(DATA SECTION):
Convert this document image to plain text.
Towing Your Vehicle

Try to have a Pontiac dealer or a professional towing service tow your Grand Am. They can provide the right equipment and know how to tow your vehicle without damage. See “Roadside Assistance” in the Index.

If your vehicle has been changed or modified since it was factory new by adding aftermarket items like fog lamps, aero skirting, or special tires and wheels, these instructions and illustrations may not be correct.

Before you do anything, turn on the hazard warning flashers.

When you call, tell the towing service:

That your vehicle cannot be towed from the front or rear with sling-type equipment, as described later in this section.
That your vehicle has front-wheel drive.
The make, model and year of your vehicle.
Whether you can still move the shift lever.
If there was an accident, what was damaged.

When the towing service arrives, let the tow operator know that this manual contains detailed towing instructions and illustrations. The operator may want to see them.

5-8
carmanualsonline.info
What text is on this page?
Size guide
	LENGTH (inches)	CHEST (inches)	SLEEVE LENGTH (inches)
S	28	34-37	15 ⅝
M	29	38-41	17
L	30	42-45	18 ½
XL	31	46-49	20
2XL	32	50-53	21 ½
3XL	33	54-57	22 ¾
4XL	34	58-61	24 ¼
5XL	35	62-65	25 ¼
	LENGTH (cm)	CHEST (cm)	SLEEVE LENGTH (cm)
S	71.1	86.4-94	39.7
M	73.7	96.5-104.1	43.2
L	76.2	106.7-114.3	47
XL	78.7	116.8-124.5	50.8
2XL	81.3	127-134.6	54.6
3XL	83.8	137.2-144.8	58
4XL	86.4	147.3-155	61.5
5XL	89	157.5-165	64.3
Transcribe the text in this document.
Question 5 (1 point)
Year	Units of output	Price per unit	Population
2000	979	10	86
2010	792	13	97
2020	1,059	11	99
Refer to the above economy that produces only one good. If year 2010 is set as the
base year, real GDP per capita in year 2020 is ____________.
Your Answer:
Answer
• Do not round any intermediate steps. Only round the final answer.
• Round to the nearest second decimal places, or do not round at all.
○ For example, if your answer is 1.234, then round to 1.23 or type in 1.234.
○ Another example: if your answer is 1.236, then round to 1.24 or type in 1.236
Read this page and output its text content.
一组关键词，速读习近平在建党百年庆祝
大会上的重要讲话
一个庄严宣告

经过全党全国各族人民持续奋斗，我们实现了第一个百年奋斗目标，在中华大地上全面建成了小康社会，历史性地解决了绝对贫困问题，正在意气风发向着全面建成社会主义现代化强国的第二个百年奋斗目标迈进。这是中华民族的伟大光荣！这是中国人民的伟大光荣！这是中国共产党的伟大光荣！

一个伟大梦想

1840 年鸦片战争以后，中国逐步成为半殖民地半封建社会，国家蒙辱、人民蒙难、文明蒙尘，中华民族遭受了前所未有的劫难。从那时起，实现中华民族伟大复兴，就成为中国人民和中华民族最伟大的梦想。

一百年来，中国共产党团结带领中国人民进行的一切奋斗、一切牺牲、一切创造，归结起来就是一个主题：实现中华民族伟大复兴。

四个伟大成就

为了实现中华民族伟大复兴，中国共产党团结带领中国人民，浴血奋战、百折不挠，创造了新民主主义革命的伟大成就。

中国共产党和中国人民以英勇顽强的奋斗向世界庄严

(EXERCISE): Identify and copy lines that hold the string "example".

(THE RESULT):
○ For example, if your answer is 1.234, then round to 1.23 or type in 1.234.
○ Another example: if your answer is 1.236, then round to 1.24 or type in 1.236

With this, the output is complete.